[Start of DATA PROVIDED]
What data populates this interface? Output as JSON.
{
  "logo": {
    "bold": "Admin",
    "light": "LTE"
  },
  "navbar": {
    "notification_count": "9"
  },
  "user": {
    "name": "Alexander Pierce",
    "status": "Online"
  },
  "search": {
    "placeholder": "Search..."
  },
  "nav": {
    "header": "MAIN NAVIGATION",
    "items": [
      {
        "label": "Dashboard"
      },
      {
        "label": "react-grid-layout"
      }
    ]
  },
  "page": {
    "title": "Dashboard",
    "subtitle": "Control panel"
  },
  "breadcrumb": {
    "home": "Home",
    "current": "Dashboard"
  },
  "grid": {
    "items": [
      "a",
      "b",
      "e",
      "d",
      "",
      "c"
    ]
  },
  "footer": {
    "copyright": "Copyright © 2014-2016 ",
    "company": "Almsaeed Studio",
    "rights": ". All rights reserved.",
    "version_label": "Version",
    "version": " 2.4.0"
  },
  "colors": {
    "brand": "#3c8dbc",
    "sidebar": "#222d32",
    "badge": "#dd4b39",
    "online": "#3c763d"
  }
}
[End of DATA PROVIDED]
THE REQUEST:
Set down each entry again, unchanged.

SOLUTION FOR THIS TASK:
What data populates this interface? Output as JSON.
{
  "logo": {
    "bold": "Admin",
    "light": "LTE"
  },
  "navbar": {
    "notification_count": "9"
  },
  "user": {
    "name": "Alexander Pierce",
    "status": "Online"
  },
  "search": {
    "placeholder": "Search..."
  },
  "nav": {
    "header": "MAIN NAVIGATION",
    "items": [
      {
        "label": "Dashboard"
      },
      {
        "label": "react-grid-layout"
      }
    ]
  },
  "page": {
    "title": "Dashboard",
    "subtitle": "Control panel"
  },
  "breadcrumb": {
    "home": "Home",
    "current": "Dashboard"
  },
  "grid": {
    "items": [
      "a",
      "b",
      "e",
      "d",
      "",
      "c"
    ]
  },
  "footer": {
    "copyright": "Copyright © 2014-2016 ",
    "company": "Almsaeed Studio",
    "rights": ". All rights reserved.",
    "version_label": "Version",
    "version": " 2.4.0"
  },
  "colors": {
    "brand": "#3c8dbc",
    "sidebar": "#222d32",
    "badge": "#dd4b39",
    "online": "#3c763d"
  }
}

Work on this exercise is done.